* _Document excerpt_:

Using the natural sciences as his model, Wilson forges dramatic links between fields. He explores the chemistry of the mind and the genetic bases of culture. He postulates the biological principles underlying works of art from cave-drawings to Lolita. Presenting the latest findings in prose of wonderful clarity and oratorical eloquence, and synthesizing it into a dazzling whole,
Consilience is science in the path-clearing traditions of Newton, Einstein, and Richard Feynman.
Customer Reviews:
Call in the Devil's Advocate!.......2007-09-21
This book tries to pull everything and everyone on earth into itself and, using scientific methods, organize them all - or plan their organization - into one big master survey and plan.
Dr. Wilson is a real polymath. He's brilliant, intellectually honest, and benevolent. But I didn't always get the feeling that he had really digested all the material he had used, especially the parts about philosophy and art.
I have to admit I don't usually read this type of book. I came to it via Tom Wolfe's excellent collection of essays, "Hooking Up." In the essay, "Sorry, Your Soul Just Died," Wolfe says sociobiologists (such as Wilson) contend that, not only is there no God, but also, no soul and no free will. Wolfe, though no scientist, is a wise observer of human nature, and his exploration of the ramifications of the trickle-down effect of this and other, similar scientific theories (in "Hooking Up" and another book, "I Am Charlotte Simmons") are well worth examining.

* _Action item 1_:
Quote the stretch of the Consilience passage from "Using the natural" through "survey and plan.".
* _Action item 2_:
In the Consilience passage, which essay collection led the reviewer to the book?
* _Action item 3_:
Proceed with the Consilience passage, writing onward from its final sentence.

[Extracted data entries]
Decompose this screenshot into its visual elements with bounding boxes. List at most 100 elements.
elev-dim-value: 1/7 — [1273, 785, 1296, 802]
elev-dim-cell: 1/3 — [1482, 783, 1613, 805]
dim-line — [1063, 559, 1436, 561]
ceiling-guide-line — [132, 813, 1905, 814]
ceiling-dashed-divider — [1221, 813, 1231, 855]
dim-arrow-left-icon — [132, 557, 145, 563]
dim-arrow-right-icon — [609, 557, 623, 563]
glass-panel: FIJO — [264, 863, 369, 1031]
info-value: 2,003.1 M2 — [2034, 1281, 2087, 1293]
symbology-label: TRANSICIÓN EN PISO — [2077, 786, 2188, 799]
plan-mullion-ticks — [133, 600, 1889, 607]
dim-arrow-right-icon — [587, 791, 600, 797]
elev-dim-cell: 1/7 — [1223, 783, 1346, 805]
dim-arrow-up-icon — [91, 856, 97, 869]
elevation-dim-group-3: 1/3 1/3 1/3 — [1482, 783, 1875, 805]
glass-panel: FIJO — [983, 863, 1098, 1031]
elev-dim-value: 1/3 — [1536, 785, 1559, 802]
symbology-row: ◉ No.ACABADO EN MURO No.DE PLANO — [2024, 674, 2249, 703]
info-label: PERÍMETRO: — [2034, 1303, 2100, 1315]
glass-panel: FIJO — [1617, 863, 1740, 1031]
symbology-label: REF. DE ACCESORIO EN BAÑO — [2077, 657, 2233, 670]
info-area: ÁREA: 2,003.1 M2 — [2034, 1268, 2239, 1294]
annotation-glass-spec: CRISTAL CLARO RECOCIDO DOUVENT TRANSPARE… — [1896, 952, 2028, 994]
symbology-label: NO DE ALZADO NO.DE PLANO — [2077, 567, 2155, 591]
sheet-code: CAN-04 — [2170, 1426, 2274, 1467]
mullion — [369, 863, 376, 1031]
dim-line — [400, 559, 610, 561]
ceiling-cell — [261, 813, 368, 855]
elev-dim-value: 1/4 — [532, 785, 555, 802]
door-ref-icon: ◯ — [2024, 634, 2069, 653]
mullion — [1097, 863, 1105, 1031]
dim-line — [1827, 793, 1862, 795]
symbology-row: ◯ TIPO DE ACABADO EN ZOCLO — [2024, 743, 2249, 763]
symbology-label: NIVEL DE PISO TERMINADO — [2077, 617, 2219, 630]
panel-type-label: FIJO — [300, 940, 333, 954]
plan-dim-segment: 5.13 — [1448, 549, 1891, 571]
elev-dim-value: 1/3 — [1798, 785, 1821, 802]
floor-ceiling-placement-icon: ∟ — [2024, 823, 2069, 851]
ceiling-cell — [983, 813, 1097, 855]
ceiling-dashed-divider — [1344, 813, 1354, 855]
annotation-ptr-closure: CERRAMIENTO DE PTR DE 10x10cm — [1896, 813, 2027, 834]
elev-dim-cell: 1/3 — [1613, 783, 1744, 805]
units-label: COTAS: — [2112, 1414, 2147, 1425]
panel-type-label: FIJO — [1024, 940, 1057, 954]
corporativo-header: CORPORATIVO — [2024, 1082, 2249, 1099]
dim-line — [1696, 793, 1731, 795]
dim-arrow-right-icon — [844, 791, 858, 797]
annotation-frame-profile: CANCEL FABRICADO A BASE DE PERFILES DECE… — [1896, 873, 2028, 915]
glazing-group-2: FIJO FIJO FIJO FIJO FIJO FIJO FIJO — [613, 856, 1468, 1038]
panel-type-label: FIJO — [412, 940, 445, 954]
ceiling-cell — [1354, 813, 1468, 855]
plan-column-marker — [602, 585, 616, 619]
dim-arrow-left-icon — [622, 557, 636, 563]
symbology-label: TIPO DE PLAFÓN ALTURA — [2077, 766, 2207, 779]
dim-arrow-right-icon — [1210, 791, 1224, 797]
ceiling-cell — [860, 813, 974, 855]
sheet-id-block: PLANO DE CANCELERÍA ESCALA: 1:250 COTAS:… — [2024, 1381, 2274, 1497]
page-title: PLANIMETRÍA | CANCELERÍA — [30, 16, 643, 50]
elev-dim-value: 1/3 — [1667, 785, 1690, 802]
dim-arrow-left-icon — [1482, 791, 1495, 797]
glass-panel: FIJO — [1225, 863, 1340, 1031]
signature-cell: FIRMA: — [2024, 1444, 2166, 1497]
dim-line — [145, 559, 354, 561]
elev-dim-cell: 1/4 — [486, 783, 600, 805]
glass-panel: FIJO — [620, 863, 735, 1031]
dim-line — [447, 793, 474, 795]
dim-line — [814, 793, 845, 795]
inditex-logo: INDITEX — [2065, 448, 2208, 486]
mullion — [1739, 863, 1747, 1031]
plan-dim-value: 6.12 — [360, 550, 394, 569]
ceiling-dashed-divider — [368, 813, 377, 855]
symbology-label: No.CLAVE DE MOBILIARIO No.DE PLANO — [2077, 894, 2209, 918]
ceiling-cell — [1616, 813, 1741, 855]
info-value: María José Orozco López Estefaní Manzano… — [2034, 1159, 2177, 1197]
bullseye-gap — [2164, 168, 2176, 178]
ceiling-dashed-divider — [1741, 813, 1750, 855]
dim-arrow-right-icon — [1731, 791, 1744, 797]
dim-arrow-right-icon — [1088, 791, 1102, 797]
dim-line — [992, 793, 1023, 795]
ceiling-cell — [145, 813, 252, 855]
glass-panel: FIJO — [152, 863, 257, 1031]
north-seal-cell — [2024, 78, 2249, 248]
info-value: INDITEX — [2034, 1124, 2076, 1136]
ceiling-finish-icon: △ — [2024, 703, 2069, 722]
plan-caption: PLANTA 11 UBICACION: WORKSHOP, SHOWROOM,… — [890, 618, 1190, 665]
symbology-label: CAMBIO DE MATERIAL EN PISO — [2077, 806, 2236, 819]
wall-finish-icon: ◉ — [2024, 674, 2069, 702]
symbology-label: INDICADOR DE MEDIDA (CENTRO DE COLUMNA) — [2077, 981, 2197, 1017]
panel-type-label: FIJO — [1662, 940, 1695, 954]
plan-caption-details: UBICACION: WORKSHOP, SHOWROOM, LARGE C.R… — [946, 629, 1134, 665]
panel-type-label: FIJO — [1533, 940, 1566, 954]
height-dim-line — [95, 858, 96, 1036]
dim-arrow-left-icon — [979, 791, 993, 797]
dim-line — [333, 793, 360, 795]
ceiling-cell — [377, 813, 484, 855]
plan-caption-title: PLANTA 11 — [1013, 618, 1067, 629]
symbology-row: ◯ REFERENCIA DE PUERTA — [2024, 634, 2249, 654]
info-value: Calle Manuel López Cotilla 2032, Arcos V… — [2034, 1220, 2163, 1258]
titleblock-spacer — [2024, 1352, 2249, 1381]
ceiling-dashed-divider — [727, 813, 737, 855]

* _Exercise answer 1_:
Using the natural sciences as his model, Wilson forges dramatic links between fields. He explores the chemistry of the mind and the genetic bases of culture. He postulates the biological principles underlying works of art from cave-drawings to Lolita. Presenting the latest findings in prose of wonderful clarity and oratorical eloquence, and synthesizing it into a dazzling whole,
Consilience is science in the path-clearing traditions of Newton, Einstein, and Richard Feynman.
Customer Reviews:
Call in the Devil's Advocate!.......2007-09-21
This book tries to pull everything and everyone on earth into itself and, using scientific methods, organize them all - or plan their organization - into one big master survey and plan.

* _Exercise answer 2_:
Tom Wolfe's collection of essays, "Hooking Up."

* _Exercise answer 3_:
But I think both Wolfe and Wilson himself overestimate the strength of sociobiology's (and consilience's) arguments. For one thing, Wilson himself seems, excuse me, but not at all a critical thinker, at least not as far as non-hard science texts are concerned. I mean, here's a guy who, as he says in the beginning of the book, read the Bible, cover-to-cover, twice, and still believed it was literally true until he went off to college. Didn't it occur to him to ask, at least, where Cain's wife came from?
Wilson talks about how science and the arts will someday be conjoined theoretically so that, for instance, biological and neurological principles will be used to understand how a painting is analyzed. But he greatly oversimplifies the task of analyzing a painting. Many people who are not real art lovers think that we are taught art appreciation like we are taught biology: that it's a matter of memorizing why this painting is significant, why it is art, what its meaning is, as if there is an objective consensus which, once reached, is definitive. They completely leave out the individual response, or else, plot it on a bell curve. But I think most artists, writers, etc., would say art is all about subjective (and even preferably untaught) response. Off-the-curve responses are just as legitimate as typical ones. And the rules are constantly shifting, because art is based on expectation of response of the observer by the artist.
An example of Wilson's formulaic attitude is found on page 28, when he starts a section with, "All histories that live in our hearts are peopled by archetypes in mythic narratives..." as if that were established fact. I know that's a major theory nowadays - even the Disney scriptwriters use it - but I don't accept this dry cutting-and-bundling as fact. Besides, how is this proveable in the scientific sense? It would have to been done through survey, which is inherently subjective. Or somehow found in our genes, which hasn't been done yet.
In general, throughout the book, Wilson over-depends on Delphic decision-making: when faced with a difficult subject, such as art, you survey the opinions of the top experts, choose the opinion which seems most true, then treat that opinion as if it were established fact. I don't think these opinions can be relied upon: they tend to reverse every generation, and often are arrived at, not by rational debate, but by the intellectual bullying by the loudest and most politically cut-throat of the faculty members of some "top" university. Devil's advocates are in short supply in such places!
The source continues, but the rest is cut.